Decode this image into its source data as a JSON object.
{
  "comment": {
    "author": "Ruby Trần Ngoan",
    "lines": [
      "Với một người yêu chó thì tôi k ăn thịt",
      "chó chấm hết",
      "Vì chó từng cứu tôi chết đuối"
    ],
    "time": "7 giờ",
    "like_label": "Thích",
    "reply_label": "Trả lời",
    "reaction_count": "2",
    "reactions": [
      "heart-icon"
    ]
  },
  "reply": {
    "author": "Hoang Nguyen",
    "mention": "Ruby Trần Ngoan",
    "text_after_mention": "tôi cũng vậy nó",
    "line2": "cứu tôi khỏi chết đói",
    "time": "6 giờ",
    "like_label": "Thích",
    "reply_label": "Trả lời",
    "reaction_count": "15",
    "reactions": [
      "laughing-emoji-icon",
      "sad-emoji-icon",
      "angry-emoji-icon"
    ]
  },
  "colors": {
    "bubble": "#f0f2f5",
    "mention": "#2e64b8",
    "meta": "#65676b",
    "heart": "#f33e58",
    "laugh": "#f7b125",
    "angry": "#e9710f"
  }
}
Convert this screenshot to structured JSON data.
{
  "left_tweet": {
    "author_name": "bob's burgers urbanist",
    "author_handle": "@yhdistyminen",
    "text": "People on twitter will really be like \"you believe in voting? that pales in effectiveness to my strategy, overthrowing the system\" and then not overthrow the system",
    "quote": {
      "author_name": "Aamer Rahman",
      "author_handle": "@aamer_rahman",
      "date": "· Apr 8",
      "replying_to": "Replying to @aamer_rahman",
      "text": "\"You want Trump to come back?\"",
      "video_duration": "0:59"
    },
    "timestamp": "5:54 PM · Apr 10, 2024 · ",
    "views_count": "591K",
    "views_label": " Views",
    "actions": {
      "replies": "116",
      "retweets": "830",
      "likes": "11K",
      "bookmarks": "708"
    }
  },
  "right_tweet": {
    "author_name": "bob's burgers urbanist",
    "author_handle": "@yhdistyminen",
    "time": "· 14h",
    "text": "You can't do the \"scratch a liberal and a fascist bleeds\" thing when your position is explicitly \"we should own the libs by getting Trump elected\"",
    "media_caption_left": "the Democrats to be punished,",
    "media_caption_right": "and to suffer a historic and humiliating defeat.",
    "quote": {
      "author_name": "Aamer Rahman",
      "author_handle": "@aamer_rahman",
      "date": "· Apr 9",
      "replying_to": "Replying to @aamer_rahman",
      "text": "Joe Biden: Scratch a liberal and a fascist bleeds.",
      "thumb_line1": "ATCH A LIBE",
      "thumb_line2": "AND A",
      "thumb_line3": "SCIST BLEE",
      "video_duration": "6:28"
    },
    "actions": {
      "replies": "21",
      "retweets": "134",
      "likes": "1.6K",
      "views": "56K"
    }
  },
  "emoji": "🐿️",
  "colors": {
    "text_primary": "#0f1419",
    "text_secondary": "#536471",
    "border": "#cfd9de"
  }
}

____________________

*Task requirements*. All of the lines above need to be given again exactly.

*Complete output*.
Decode this image into its source data as a JSON object.
{
  "comment": {
    "author": "Ruby Trần Ngoan",
    "lines": [
      "Với một người yêu chó thì tôi k ăn thịt",
      "chó chấm hết",
      "Vì chó từng cứu tôi chết đuối"
    ],
    "time": "7 giờ",
    "like_label": "Thích",
    "reply_label": "Trả lời",
    "reaction_count": "2",
    "reactions": [
      "heart-icon"
    ]
  },
  "reply": {
    "author": "Hoang Nguyen",
    "mention": "Ruby Trần Ngoan",
    "text_after_mention": "tôi cũng vậy nó",
    "line2": "cứu tôi khỏi chết đói",
    "time": "6 giờ",
    "like_label": "Thích",
    "reply_label": "Trả lời",
    "reaction_count": "15",
    "reactions": [
      "laughing-emoji-icon",
      "sad-emoji-icon",
      "angry-emoji-icon"
    ]
  },
  "colors": {
    "bubble": "#f0f2f5",
    "mention": "#2e64b8",
    "meta": "#65676b",
    "heart": "#f33e58",
    "laugh": "#f7b125",
    "angry": "#e9710f"
  }
}
Convert this screenshot to structured JSON data.
{
  "left_tweet": {
    "author_name": "bob's burgers urbanist",
    "author_handle": "@yhdistyminen",
    "text": "People on twitter will really be like \"you believe in voting? that pales in effectiveness to my strategy, overthrowing the system\" and then not overthrow the system",
    "quote": {
      "author_name": "Aamer Rahman",
      "author_handle": "@aamer_rahman",
      "date": "· Apr 8",
      "replying_to": "Replying to @aamer_rahman",
      "text": "\"You want Trump to come back?\"",
      "video_duration": "0:59"
    },
    "timestamp": "5:54 PM · Apr 10, 2024 · ",
    "views_count": "591K",
    "views_label": " Views",
    "actions": {
      "replies": "116",
      "retweets": "830",
      "likes": "11K",
      "bookmarks": "708"
    }
  },
  "right_tweet": {
    "author_name": "bob's burgers urbanist",
    "author_handle": "@yhdistyminen",
    "time": "· 14h",
    "text": "You can't do the \"scratch a liberal and a fascist bleeds\" thing when your position is explicitly \"we should own the libs by getting Trump elected\"",
    "media_caption_left": "the Democrats to be punished,",
    "media_caption_right": "and to suffer a historic and humiliating defeat.",
    "quote": {
      "author_name": "Aamer Rahman",
      "author_handle": "@aamer_rahman",
      "date": "· Apr 9",
      "replying_to": "Replying to @aamer_rahman",
      "text": "Joe Biden: Scratch a liberal and a fascist bleeds.",
      "thumb_line1": "ATCH A LIBE",
      "thumb_line2": "AND A",
      "thumb_line3": "SCIST BLEE",
      "video_duration": "6:28"
    },
    "actions": {
      "replies": "21",
      "retweets": "134",
      "likes": "1.6K",
      "views": "56K"
    }
  },
  "emoji": "🐿️",
  "colors": {
    "text_primary": "#0f1419",
    "text_secondary": "#536471",
    "border": "#cfd9de"
  }
}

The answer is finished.